The task: Each entry that follows must be output without any deviation.

Material for the task:
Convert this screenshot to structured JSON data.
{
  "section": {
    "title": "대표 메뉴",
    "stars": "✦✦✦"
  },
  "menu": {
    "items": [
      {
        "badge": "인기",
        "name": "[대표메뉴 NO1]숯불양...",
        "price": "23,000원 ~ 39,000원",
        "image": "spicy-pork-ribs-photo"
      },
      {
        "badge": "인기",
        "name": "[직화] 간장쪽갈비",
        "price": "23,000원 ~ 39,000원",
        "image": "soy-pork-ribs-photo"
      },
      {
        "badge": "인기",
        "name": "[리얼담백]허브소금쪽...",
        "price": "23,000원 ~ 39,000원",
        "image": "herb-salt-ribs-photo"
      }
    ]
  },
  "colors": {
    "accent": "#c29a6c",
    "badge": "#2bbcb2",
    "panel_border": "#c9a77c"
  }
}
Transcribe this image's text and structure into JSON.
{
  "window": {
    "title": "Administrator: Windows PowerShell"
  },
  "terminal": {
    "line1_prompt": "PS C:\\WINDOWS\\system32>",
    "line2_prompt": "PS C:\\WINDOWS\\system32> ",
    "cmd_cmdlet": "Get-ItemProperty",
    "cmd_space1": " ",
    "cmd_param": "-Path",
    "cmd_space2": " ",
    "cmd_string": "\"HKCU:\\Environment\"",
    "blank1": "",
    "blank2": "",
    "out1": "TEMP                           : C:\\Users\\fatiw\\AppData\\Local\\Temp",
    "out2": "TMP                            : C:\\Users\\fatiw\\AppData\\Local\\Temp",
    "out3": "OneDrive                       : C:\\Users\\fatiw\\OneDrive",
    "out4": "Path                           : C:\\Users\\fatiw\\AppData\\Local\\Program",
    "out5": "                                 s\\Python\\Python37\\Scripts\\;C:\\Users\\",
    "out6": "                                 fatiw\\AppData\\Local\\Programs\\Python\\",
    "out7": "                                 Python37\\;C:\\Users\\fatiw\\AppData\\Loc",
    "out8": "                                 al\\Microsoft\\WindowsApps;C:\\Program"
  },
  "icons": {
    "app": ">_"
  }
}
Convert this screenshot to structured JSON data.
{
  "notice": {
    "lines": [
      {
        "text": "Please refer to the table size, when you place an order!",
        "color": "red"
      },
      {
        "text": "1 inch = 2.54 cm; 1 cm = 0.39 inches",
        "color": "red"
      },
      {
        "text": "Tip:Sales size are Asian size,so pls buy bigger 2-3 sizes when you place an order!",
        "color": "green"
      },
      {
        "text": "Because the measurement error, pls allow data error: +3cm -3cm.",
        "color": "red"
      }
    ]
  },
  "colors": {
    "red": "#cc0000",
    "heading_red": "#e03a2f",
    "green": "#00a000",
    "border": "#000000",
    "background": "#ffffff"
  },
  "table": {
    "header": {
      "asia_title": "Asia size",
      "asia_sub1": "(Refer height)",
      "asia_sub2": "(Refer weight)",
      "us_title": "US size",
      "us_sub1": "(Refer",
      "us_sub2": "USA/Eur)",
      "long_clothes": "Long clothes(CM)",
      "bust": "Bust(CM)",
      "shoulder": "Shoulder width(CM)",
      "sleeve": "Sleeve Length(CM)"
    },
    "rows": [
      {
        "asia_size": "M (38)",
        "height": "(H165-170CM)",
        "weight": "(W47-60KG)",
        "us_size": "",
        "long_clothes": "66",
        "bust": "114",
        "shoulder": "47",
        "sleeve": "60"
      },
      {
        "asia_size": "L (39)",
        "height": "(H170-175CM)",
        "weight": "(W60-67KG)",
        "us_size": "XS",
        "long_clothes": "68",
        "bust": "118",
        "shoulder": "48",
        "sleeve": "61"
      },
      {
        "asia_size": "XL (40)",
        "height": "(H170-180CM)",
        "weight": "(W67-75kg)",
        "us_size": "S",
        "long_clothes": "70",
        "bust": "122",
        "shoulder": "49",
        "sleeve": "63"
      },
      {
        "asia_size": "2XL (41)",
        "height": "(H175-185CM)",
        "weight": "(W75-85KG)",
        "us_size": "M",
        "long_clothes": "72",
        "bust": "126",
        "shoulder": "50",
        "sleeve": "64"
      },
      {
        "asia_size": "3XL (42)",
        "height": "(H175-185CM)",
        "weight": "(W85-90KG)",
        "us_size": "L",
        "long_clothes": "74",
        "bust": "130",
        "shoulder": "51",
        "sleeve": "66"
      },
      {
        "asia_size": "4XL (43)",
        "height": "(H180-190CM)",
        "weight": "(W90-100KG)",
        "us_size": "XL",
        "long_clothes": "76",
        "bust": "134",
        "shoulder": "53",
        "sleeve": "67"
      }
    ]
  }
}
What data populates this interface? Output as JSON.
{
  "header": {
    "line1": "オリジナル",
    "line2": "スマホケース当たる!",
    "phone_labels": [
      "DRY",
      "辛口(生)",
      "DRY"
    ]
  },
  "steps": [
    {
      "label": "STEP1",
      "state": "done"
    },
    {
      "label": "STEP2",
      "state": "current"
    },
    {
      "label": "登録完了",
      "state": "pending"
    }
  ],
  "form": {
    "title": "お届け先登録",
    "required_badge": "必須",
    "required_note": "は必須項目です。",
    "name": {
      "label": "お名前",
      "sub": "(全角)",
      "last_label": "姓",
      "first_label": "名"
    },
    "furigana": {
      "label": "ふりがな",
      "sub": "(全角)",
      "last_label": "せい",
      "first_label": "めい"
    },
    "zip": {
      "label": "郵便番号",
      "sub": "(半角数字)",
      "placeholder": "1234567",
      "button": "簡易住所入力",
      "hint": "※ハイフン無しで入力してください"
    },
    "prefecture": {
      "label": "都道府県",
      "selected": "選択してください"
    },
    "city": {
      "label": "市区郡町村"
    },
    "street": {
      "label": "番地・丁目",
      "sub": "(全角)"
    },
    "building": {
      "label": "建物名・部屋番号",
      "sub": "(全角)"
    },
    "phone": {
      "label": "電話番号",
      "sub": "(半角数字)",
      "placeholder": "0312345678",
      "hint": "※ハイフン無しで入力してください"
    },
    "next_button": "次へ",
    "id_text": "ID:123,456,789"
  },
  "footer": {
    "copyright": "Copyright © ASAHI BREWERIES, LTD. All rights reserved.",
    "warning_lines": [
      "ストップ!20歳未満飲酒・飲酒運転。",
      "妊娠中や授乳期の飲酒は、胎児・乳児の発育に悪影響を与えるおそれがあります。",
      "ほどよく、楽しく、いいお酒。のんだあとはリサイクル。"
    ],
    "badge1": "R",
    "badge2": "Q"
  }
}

Correct response:
Convert this screenshot to structured JSON data.
{
  "section": {
    "title": "대표 메뉴",
    "stars": "✦✦✦"
  },
  "menu": {
    "items": [
      {
        "badge": "인기",
        "name": "[대표메뉴 NO1]숯불양...",
        "price": "23,000원 ~ 39,000원",
        "image": "spicy-pork-ribs-photo"
      },
      {
        "badge": "인기",
        "name": "[직화] 간장쪽갈비",
        "price": "23,000원 ~ 39,000원",
        "image": "soy-pork-ribs-photo"
      },
      {
        "badge": "인기",
        "name": "[리얼담백]허브소금쪽...",
        "price": "23,000원 ~ 39,000원",
        "image": "herb-salt-ribs-photo"
      }
    ]
  },
  "colors": {
    "accent": "#c29a6c",
    "badge": "#2bbcb2",
    "panel_border": "#c9a77c"
  }
}
Transcribe this image's text and structure into JSON.
{
  "window": {
    "title": "Administrator: Windows PowerShell"
  },
  "terminal": {
    "line1_prompt": "PS C:\\WINDOWS\\system32>",
    "line2_prompt": "PS C:\\WINDOWS\\system32> ",
    "cmd_cmdlet": "Get-ItemProperty",
    "cmd_space1": " ",
    "cmd_param": "-Path",
    "cmd_space2": " ",
    "cmd_string": "\"HKCU:\\Environment\"",
    "blank1": "",
    "blank2": "",
    "out1": "TEMP                           : C:\\Users\\fatiw\\AppData\\Local\\Temp",
    "out2": "TMP                            : C:\\Users\\fatiw\\AppData\\Local\\Temp",
    "out3": "OneDrive                       : C:\\Users\\fatiw\\OneDrive",
    "out4": "Path                           : C:\\Users\\fatiw\\AppData\\Local\\Program",
    "out5": "                                 s\\Python\\Python37\\Scripts\\;C:\\Users\\",
    "out6": "                                 fatiw\\AppData\\Local\\Programs\\Python\\",
    "out7": "                                 Python37\\;C:\\Users\\fatiw\\AppData\\Loc",
    "out8": "                                 al\\Microsoft\\WindowsApps;C:\\Program"
  },
  "icons": {
    "app": ">_"
  }
}
Convert this screenshot to structured JSON data.
{
  "notice": {
    "lines": [
      {
        "text": "Please refer to the table size, when you place an order!",
        "color": "red"
      },
      {
        "text": "1 inch = 2.54 cm; 1 cm = 0.39 inches",
        "color": "red"
      },
      {
        "text": "Tip:Sales size are Asian size,so pls buy bigger 2-3 sizes when you place an order!",
        "color": "green"
      },
      {
        "text": "Because the measurement error, pls allow data error: +3cm -3cm.",
        "color": "red"
      }
    ]
  },
  "colors": {
    "red": "#cc0000",
    "heading_red": "#e03a2f",
    "green": "#00a000",
    "border": "#000000",
    "background": "#ffffff"
  },
  "table": {
    "header": {
      "asia_title": "Asia size",
      "asia_sub1": "(Refer height)",
      "asia_sub2": "(Refer weight)",
      "us_title": "US size",
      "us_sub1": "(Refer",
      "us_sub2": "USA/Eur)",
      "long_clothes": "Long clothes(CM)",
      "bust": "Bust(CM)",
      "shoulder": "Shoulder width(CM)",
      "sleeve": "Sleeve Length(CM)"
    },
    "rows": [
      {
        "asia_size": "M (38)",
        "height": "(H165-170CM)",
        "weight": "(W47-60KG)",
        "us_size": "",
        "long_clothes": "66",
        "bust": "114",
        "shoulder": "47",
        "sleeve": "60"
      },
      {
        "asia_size": "L (39)",
        "height": "(H170-175CM)",
        "weight": "(W60-67KG)",
        "us_size": "XS",
        "long_clothes": "68",
        "bust": "118",
        "shoulder": "48",
        "sleeve": "61"
      },
      {
        "asia_size": "XL (40)",
        "height": "(H170-180CM)",
        "weight": "(W67-75kg)",
        "us_size": "S",
        "long_clothes": "70",
        "bust": "122",
        "shoulder": "49",
        "sleeve": "63"
      },
      {
        "asia_size": "2XL (41)",
        "height": "(H175-185CM)",
        "weight": "(W75-85KG)",
        "us_size": "M",
        "long_clothes": "72",
        "bust": "126",
        "shoulder": "50",
        "sleeve": "64"
      },
      {
        "asia_size": "3XL (42)",
        "height": "(H175-185CM)",
        "weight": "(W85-90KG)",
        "us_size": "L",
        "long_clothes": "74",
        "bust": "130",
        "shoulder": "51",
        "sleeve": "66"
      },
      {
        "asia_size": "4XL (43)",
        "height": "(H180-190CM)",
        "weight": "(W90-100KG)",
        "us_size": "XL",
        "long_clothes": "76",
        "bust": "134",
        "shoulder": "53",
        "sleeve": "67"
      }
    ]
  }
}
What data populates this interface? Output as JSON.
{
  "header": {
    "line1": "オリジナル",
    "line2": "スマホケース当たる!",
    "phone_labels": [
      "DRY",
      "辛口(生)",
      "DRY"
    ]
  },
  "steps": [
    {
      "label": "STEP1",
      "state": "done"
    },
    {
      "label": "STEP2",
      "state": "current"
    },
    {
      "label": "登録完了",
      "state": "pending"
    }
  ],
  "form": {
    "title": "お届け先登録",
    "required_badge": "必須",
    "required_note": "は必須項目です。",
    "name": {
      "label": "お名前",
      "sub": "(全角)",
      "last_label": "姓",
      "first_label": "名"
    },
    "furigana": {
      "label": "ふりがな",
      "sub": "(全角)",
      "last_label": "せい",
      "first_label": "めい"
    },
    "zip": {
      "label": "郵便番号",
      "sub": "(半角数字)",
      "placeholder": "1234567",
      "button": "簡易住所入力",
      "hint": "※ハイフン無しで入力してください"
    },
    "prefecture": {
      "label": "都道府県",
      "selected": "選択してください"
    },
    "city": {
      "label": "市区郡町村"
    },
    "street": {
      "label": "番地・丁目",
      "sub": "(全角)"
    },
    "building": {
      "label": "建物名・部屋番号",
      "sub": "(全角)"
    },
    "phone": {
      "label": "電話番号",
      "sub": "(半角数字)",
      "placeholder": "0312345678",
      "hint": "※ハイフン無しで入力してください"
    },
    "next_button": "次へ",
    "id_text": "ID:123,456,789"
  },
  "footer": {
    "copyright": "Copyright © ASAHI BREWERIES, LTD. All rights reserved.",
    "warning_lines": [
      "ストップ!20歳未満飲酒・飲酒運転。",
      "妊娠中や授乳期の飲酒は、胎児・乳児の発育に悪影響を与えるおそれがあります。",
      "ほどよく、楽しく、いいお酒。のんだあとはリサイクル。"
    ],
    "badge1": "R",
    "badge2": "Q"
  }
}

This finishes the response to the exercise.